Items from a figure collection:

begin

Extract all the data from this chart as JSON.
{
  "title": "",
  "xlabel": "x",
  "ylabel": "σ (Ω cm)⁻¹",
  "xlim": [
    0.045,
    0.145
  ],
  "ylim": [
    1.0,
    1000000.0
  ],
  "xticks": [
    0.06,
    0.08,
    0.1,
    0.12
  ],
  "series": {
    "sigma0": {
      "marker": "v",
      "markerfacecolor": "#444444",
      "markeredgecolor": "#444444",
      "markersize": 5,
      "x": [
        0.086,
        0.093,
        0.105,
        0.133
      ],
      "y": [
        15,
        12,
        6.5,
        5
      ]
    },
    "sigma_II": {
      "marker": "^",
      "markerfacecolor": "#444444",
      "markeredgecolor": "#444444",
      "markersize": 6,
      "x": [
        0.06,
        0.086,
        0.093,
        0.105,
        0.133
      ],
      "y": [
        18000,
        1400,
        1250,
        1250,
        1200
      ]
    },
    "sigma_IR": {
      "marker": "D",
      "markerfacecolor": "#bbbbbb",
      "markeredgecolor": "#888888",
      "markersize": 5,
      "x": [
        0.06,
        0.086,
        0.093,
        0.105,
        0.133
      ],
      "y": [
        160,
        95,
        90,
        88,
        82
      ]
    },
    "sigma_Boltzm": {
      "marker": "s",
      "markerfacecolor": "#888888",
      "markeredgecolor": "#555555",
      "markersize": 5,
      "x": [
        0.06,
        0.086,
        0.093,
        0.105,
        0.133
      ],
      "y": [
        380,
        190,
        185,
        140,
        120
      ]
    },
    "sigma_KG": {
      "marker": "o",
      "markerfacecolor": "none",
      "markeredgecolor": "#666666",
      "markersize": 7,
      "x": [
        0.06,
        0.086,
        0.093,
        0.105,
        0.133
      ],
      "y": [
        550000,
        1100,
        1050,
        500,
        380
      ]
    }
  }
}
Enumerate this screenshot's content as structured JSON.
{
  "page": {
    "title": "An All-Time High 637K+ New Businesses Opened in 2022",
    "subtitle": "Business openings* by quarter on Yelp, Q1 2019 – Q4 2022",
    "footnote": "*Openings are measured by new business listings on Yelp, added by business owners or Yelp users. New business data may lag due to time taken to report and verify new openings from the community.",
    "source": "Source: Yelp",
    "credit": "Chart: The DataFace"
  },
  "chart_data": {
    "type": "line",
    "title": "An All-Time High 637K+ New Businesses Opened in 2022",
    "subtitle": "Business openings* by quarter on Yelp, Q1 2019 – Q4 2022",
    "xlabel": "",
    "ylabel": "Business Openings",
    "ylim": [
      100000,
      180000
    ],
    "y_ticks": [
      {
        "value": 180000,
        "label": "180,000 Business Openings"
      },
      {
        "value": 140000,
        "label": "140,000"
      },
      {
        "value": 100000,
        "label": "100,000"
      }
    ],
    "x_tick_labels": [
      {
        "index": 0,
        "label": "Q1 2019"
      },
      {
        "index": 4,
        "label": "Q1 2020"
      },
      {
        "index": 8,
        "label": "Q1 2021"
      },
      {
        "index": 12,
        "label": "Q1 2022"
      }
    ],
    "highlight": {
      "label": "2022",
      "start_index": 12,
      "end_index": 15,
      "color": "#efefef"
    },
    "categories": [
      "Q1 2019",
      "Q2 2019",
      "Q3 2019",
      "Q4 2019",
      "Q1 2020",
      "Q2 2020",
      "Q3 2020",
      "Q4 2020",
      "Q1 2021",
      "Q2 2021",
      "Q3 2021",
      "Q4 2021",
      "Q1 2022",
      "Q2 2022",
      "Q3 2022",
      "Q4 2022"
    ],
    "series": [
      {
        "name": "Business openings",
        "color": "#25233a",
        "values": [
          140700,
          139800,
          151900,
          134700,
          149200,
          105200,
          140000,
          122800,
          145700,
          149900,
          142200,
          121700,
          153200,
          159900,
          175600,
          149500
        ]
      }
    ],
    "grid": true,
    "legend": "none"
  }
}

end

### Task prompt:
Quote the whole listing above, leaving nothing out.

### Expected answer:
Extract all the data from this chart as JSON.
{
  "title": "",
  "xlabel": "x",
  "ylabel": "σ (Ω cm)⁻¹",
  "xlim": [
    0.045,
    0.145
  ],
  "ylim": [
    1.0,
    1000000.0
  ],
  "xticks": [
    0.06,
    0.08,
    0.1,
    0.12
  ],
  "series": {
    "sigma0": {
      "marker": "v",
      "markerfacecolor": "#444444",
      "markeredgecolor": "#444444",
      "markersize": 5,
      "x": [
        0.086,
        0.093,
        0.105,
        0.133
      ],
      "y": [
        15,
        12,
        6.5,
        5
      ]
    },
    "sigma_II": {
      "marker": "^",
      "markerfacecolor": "#444444",
      "markeredgecolor": "#444444",
      "markersize": 6,
      "x": [
        0.06,
        0.086,
        0.093,
        0.105,
        0.133
      ],
      "y": [
        18000,
        1400,
        1250,
        1250,
        1200
      ]
    },
    "sigma_IR": {
      "marker": "D",
      "markerfacecolor": "#bbbbbb",
      "markeredgecolor": "#888888",
      "markersize": 5,
      "x": [
        0.06,
        0.086,
        0.093,
        0.105,
        0.133
      ],
      "y": [
        160,
        95,
        90,
        88,
        82
      ]
    },
    "sigma_Boltzm": {
      "marker": "s",
      "markerfacecolor": "#888888",
      "markeredgecolor": "#555555",
      "markersize": 5,
      "x": [
        0.06,
        0.086,
        0.093,
        0.105,
        0.133
      ],
      "y": [
        380,
        190,
        185,
        140,
        120
      ]
    },
    "sigma_KG": {
      "marker": "o",
      "markerfacecolor": "none",
      "markeredgecolor": "#666666",
      "markersize": 7,
      "x": [
        0.06,
        0.086,
        0.093,
        0.105,
        0.133
      ],
      "y": [
        550000,
        1100,
        1050,
        500,
        380
      ]
    }
  }
}
Enumerate this screenshot's content as structured JSON.
{
  "page": {
    "title": "An All-Time High 637K+ New Businesses Opened in 2022",
    "subtitle": "Business openings* by quarter on Yelp, Q1 2019 – Q4 2022",
    "footnote": "*Openings are measured by new business listings on Yelp, added by business owners or Yelp users. New business data may lag due to time taken to report and verify new openings from the community.",
    "source": "Source: Yelp",
    "credit": "Chart: The DataFace"
  },
  "chart_data": {
    "type": "line",
    "title": "An All-Time High 637K+ New Businesses Opened in 2022",
    "subtitle": "Business openings* by quarter on Yelp, Q1 2019 – Q4 2022",
    "xlabel": "",
    "ylabel": "Business Openings",
    "ylim": [
      100000,
      180000
    ],
    "y_ticks": [
      {
        "value": 180000,
        "label": "180,000 Business Openings"
      },
      {
        "value": 140000,
        "label": "140,000"
      },
      {
        "value": 100000,
        "label": "100,000"
      }
    ],
    "x_tick_labels": [
      {
        "index": 0,
        "label": "Q1 2019"
      },
      {
        "index": 4,
        "label": "Q1 2020"
      },
      {
        "index": 8,
        "label": "Q1 2021"
      },
      {
        "index": 12,
        "label": "Q1 2022"
      }
    ],
    "highlight": {
      "label": "2022",
      "start_index": 12,
      "end_index": 15,
      "color": "#efefef"
    },
    "categories": [
      "Q1 2019",
      "Q2 2019",
      "Q3 2019",
      "Q4 2019",
      "Q1 2020",
      "Q2 2020",
      "Q3 2020",
      "Q4 2020",
      "Q1 2021",
      "Q2 2021",
      "Q3 2021",
      "Q4 2021",
      "Q1 2022",
      "Q2 2022",
      "Q3 2022",
      "Q4 2022"
    ],
    "series": [
      {
        "name": "Business openings",
        "color": "#25233a",
        "values": [
          140700,
          139800,
          151900,
          134700,
          149200,
          105200,
          140000,
          122800,
          145700,
          149900,
          142200,
          121700,
          153200,
          159900,
          175600,
          149500
        ]
      }
    ],
    "grid": true,
    "legend": "none"
  }
}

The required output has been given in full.